▶ _Exercise brief_: Your copy of the material must match it exactly, except that pictures are dropped.

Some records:
'''
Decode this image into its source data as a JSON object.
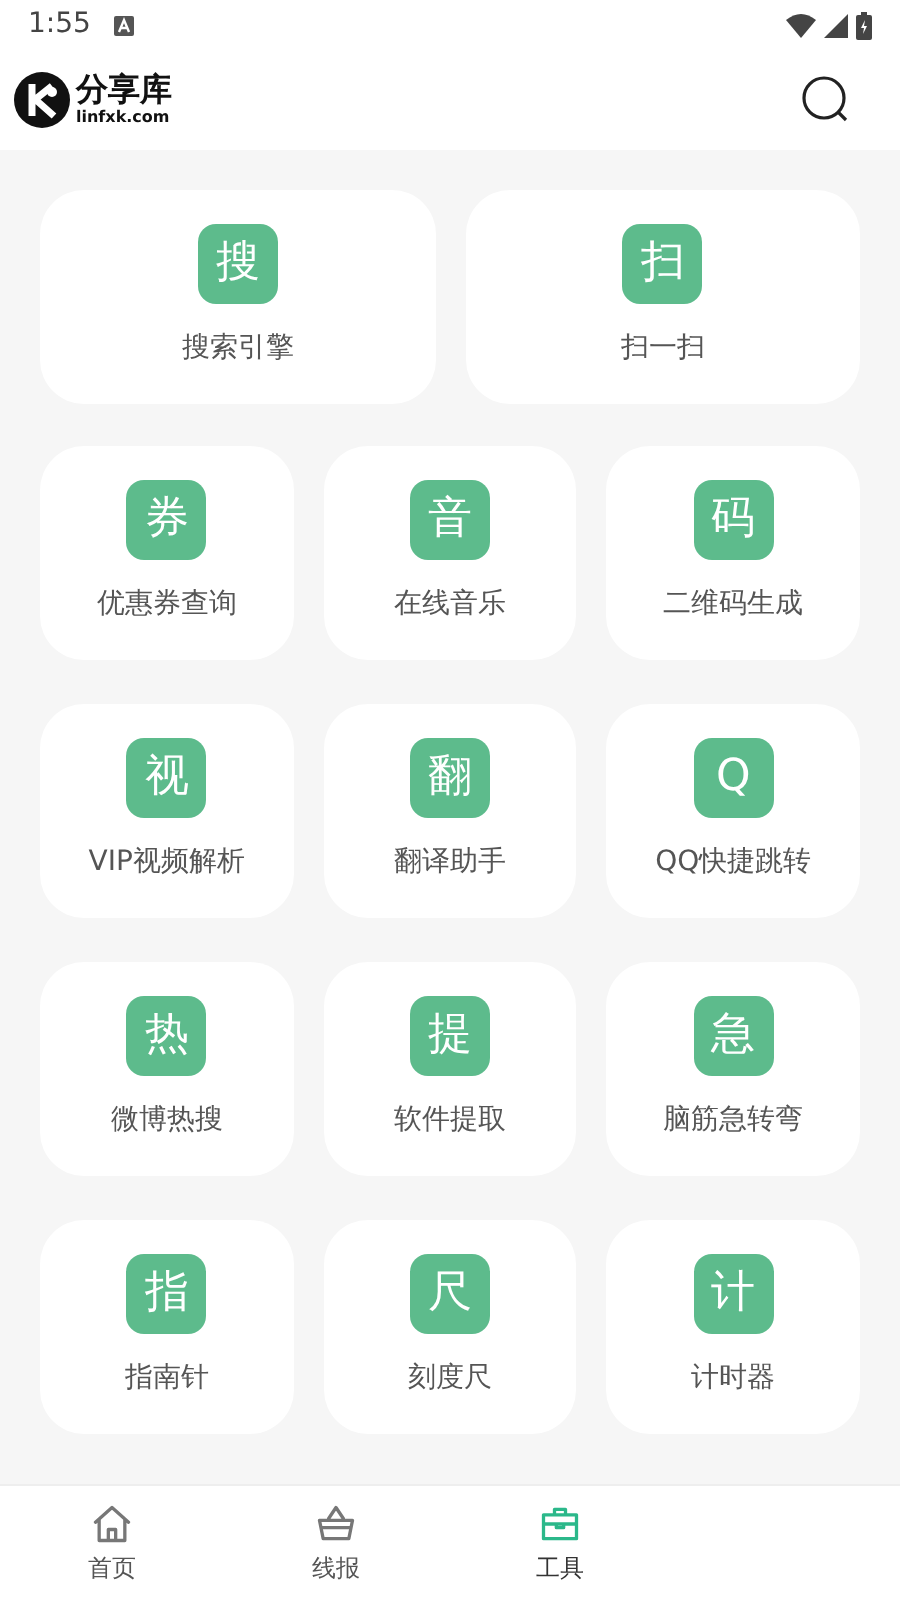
{
  "status_bar": {
    "time": "1:55"
  },
  "header": {
    "logo_text": "分享库",
    "logo_domain": "linfxk.com"
  },
  "featured_tools": [
    {
      "glyph": "搜",
      "label": "搜索引擎"
    },
    {
      "glyph": "扫",
      "label": "扫一扫"
    }
  ],
  "tools": [
    {
      "glyph": "券",
      "label": "优惠券查询"
    },
    {
      "glyph": "音",
      "label": "在线音乐"
    },
    {
      "glyph": "码",
      "label": "二维码生成"
    },
    {
      "glyph": "视",
      "label": "VIP视频解析"
    },
    {
      "glyph": "翻",
      "label": "翻译助手"
    },
    {
      "glyph": "Q",
      "label": "QQ快捷跳转"
    },
    {
      "glyph": "热",
      "label": "微博热搜"
    },
    {
      "glyph": "提",
      "label": "软件提取"
    },
    {
      "glyph": "急",
      "label": "脑筋急转弯"
    },
    {
      "glyph": "指",
      "label": "指南针"
    },
    {
      "glyph": "尺",
      "label": "刻度尺"
    },
    {
      "glyph": "计",
      "label": "计时器"
    }
  ],
  "bottom_nav": [
    {
      "kind": "home",
      "label": "首页",
      "selected": false
    },
    {
      "kind": "basket",
      "label": "线报",
      "selected": false
    },
    {
      "kind": "toolbox",
      "label": "工具",
      "selected": true
    }
  ]
}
'''
▶ _Output of the task_:
Decode this image into its source data as a JSON object.
{
  "status_bar": {
    "time": "1:55"
  },
  "header": {
    "logo_text": "分享库",
    "logo_domain": "linfxk.com"
  },
  "featured_tools": [
    {
      "glyph": "搜",
      "label": "搜索引擎"
    },
    {
      "glyph": "扫",
      "label": "扫一扫"
    }
  ],
  "tools": [
    {
      "glyph": "券",
      "label": "优惠券查询"
    },
    {
      "glyph": "音",
      "label": "在线音乐"
    },
    {
      "glyph": "码",
      "label": "二维码生成"
    },
    {
      "glyph": "视",
      "label": "VIP视频解析"
    },
    {
      "glyph": "翻",
      "label": "翻译助手"
    },
    {
      "glyph": "Q",
      "label": "QQ快捷跳转"
    },
    {
      "glyph": "热",
      "label": "微博热搜"
    },
    {
      "glyph": "提",
      "label": "软件提取"
    },
    {
      "glyph": "急",
      "label": "脑筋急转弯"
    },
    {
      "glyph": "指",
      "label": "指南针"
    },
    {
      "glyph": "尺",
      "label": "刻度尺"
    },
    {
      "glyph": "计",
      "label": "计时器"
    }
  ],
  "bottom_nav": [
    {
      "kind": "home",
      "label": "首页",
      "selected": false
    },
    {
      "kind": "basket",
      "label": "线报",
      "selected": false
    },
    {
      "kind": "toolbox",
      "label": "工具",
      "selected": true
    }
  ]
}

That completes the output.